TASK ITEM -> Could you please return each line of the data that has the word "only"?

PROVIDED MATERIAL ->
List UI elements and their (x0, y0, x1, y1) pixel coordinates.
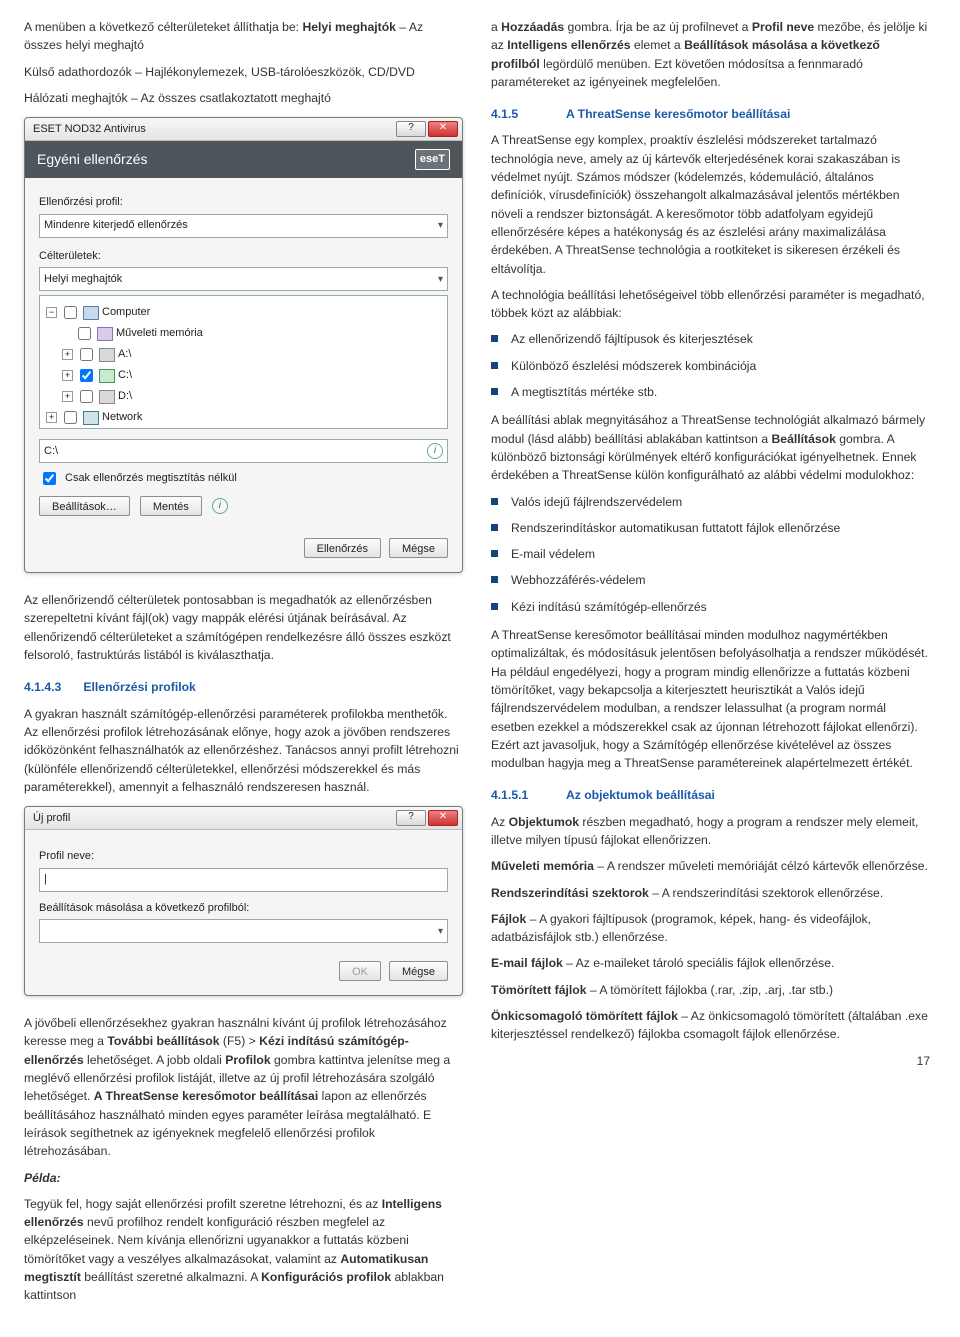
expand-icon[interactable]: + (46, 412, 57, 423)
ts-modules-list: Valós idejű fájlrendszervédelem Rendszer… (491, 493, 930, 616)
targets-paragraph: Az ellenőrizendő célterületek pontosabba… (24, 591, 463, 664)
right-column: a Hozzáadás gombra. Írja be az új profil… (491, 18, 930, 1313)
tree-node-drive-a[interactable]: + A:\ (46, 344, 441, 365)
close-icon[interactable]: ✕ (428, 810, 458, 826)
drive-icon (99, 369, 115, 383)
example-paragraph: Tegyük fel, hogy saját ellenőrzési profi… (24, 1195, 463, 1305)
tree-checkbox[interactable] (80, 348, 93, 361)
targets-tree[interactable]: − Computer Műveleti memória + (39, 295, 448, 429)
tree-checkbox[interactable] (64, 306, 77, 319)
threatsense-p4: A ThreatSense keresőmotor beállításai mi… (491, 626, 930, 772)
path-input[interactable]: C:\ i (39, 439, 448, 463)
chevron-down-icon: ▾ (438, 218, 443, 233)
list-item: Webhozzáférés-védelem (491, 571, 930, 589)
threatsense-p1: A ThreatSense egy komplex, proaktív észl… (491, 131, 930, 277)
save-button[interactable]: Mentés (140, 496, 202, 516)
info-icon[interactable]: i (427, 443, 443, 459)
obj-boot: Rendszerindítási szektorok – A rendszeri… (491, 884, 930, 902)
tree-node-drive-d[interactable]: + D:\ (46, 386, 441, 407)
eset-scan-dialog: ESET NOD32 Antivirus ? ✕ Egyéni ellenőrz… (24, 117, 463, 573)
external-drives-line: Külső adathordozók – Hajlékonylemezek, U… (24, 63, 463, 81)
tree-checkbox[interactable] (80, 390, 93, 403)
profiles-paragraph: A gyakran használt számítógép-ellenőrzés… (24, 705, 463, 796)
expand-icon[interactable]: + (62, 370, 73, 381)
copy-from-dropdown[interactable]: ▾ (39, 919, 448, 943)
dialog-heading: Egyéni ellenőrzés (37, 149, 148, 170)
scan-only-checkbox[interactable] (43, 472, 56, 485)
expand-icon[interactable]: + (62, 391, 73, 402)
future-profiles-paragraph: A jövőbeli ellenőrzésekhez gyakran haszn… (24, 1014, 463, 1160)
tree-checkbox[interactable] (78, 327, 91, 340)
left-column: A menüben a következő célterületeket áll… (24, 18, 463, 1313)
heading-4143: 4.1.4.3 Ellenőrzési profilok (24, 678, 463, 696)
targets-label: Célterületek: (39, 248, 448, 265)
list-item: Kézi indítású számítógép-ellenőrzés (491, 598, 930, 616)
profile-name-label: Profil neve: (39, 848, 448, 865)
copy-from-label: Beállítások másolása a következő profilb… (39, 900, 448, 917)
network-icon (83, 411, 99, 425)
titlebar: ESET NOD32 Antivirus ? ✕ (25, 118, 462, 141)
collapse-icon[interactable]: − (46, 307, 57, 318)
example-heading: Példa: (24, 1169, 463, 1187)
obj-sfx: Önkicsomagoló tömörített fájlok – Az önk… (491, 1007, 930, 1044)
heading-415: 4.1.5 A ThreatSense keresőmotor beállítá… (491, 105, 930, 123)
profile-dropdown[interactable]: Mindenre kiterjedő ellenőrzés ▾ (39, 214, 448, 238)
tree-node-computer[interactable]: − Computer (46, 302, 441, 323)
window-title: ESET NOD32 Antivirus (33, 121, 390, 138)
list-item: Valós idejű fájlrendszervédelem (491, 493, 930, 511)
scan-button[interactable]: Ellenőrzés (304, 538, 381, 558)
dialog-banner: Egyéni ellenőrzés eseT (25, 141, 462, 178)
tree-checkbox[interactable] (64, 411, 77, 424)
chevron-down-icon: ▾ (438, 272, 443, 287)
obj-archives: Tömörített fájlok – A tömörített fájlokb… (491, 981, 930, 999)
cancel-button[interactable]: Mégse (389, 538, 448, 558)
targets-dropdown[interactable]: Helyi meghajtók ▾ (39, 267, 448, 291)
tree-checkbox[interactable] (80, 369, 93, 382)
drive-icon (99, 390, 115, 404)
continuation-paragraph: a Hozzáadás gombra. Írja be az új profil… (491, 18, 930, 91)
threatsense-p3: A beállítási ablak megnyitásához a Threa… (491, 411, 930, 484)
network-drives-line: Hálózati meghajtók – Az összes csatlakoz… (24, 89, 463, 107)
list-item: A megtisztítás mértéke stb. (491, 383, 930, 401)
obj-files: Fájlok – A gyakori fájltípusok (programo… (491, 910, 930, 947)
memory-icon (97, 327, 113, 341)
close-icon[interactable]: ✕ (428, 121, 458, 137)
titlebar: Új profil ? ✕ (25, 807, 462, 830)
intro-paragraph: A menüben a következő célterületeket áll… (24, 18, 463, 55)
tree-node-memory[interactable]: Műveleti memória (46, 323, 441, 344)
objects-intro: Az Objektumok részben megadható, hogy a … (491, 813, 930, 850)
heading-4151: 4.1.5.1 Az objektumok beállításai (491, 786, 930, 804)
expand-icon[interactable]: + (62, 349, 73, 360)
list-item: Az ellenőrizendő fájltípusok és kiterjes… (491, 330, 930, 348)
list-item: E-mail védelem (491, 545, 930, 563)
info-icon[interactable]: i (212, 498, 228, 514)
tree-node-drive-c[interactable]: + C:\ (46, 365, 441, 386)
threatsense-p2: A technológia beállítási lehetőségeivel … (491, 286, 930, 323)
settings-button[interactable]: Beállítások… (39, 496, 130, 516)
new-profile-dialog: Új profil ? ✕ Profil neve: | Beállítások… (24, 806, 463, 996)
help-icon[interactable]: ? (396, 810, 426, 826)
ok-button[interactable]: OK (339, 961, 381, 981)
list-item: Rendszerindításkor automatikusan futtato… (491, 519, 930, 537)
profile-label: Ellenőrzési profil: (39, 194, 448, 211)
window-title: Új profil (33, 810, 390, 827)
chevron-down-icon: ▾ (438, 924, 443, 939)
ts-params-list: Az ellenőrizendő fájltípusok és kiterjes… (491, 330, 930, 401)
list-item: Különböző észlelési módszerek kombináció… (491, 357, 930, 375)
tree-node-network[interactable]: + Network (46, 407, 441, 428)
obj-email: E-mail fájlok – Az e-maileket tároló spe… (491, 954, 930, 972)
cancel-button[interactable]: Mégse (389, 961, 448, 981)
computer-icon (83, 306, 99, 320)
profile-name-input[interactable]: | (39, 868, 448, 892)
help-icon[interactable]: ? (396, 121, 426, 137)
scan-only-label: Csak ellenőrzés megtisztítás nélkül (65, 470, 237, 487)
drive-icon (99, 348, 115, 362)
page-number: 17 (491, 1052, 930, 1070)
eset-logo-icon: eseT (415, 149, 450, 170)
obj-memory: Műveleti memória – A rendszer műveleti m… (491, 857, 930, 875)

SOLVED EXERCISE ->
scan-only-checkbox[interactable] (43, 472, 56, 485)
scan-only-label: Csak ellenőrzés megtisztítás nélkül (65, 470, 237, 487)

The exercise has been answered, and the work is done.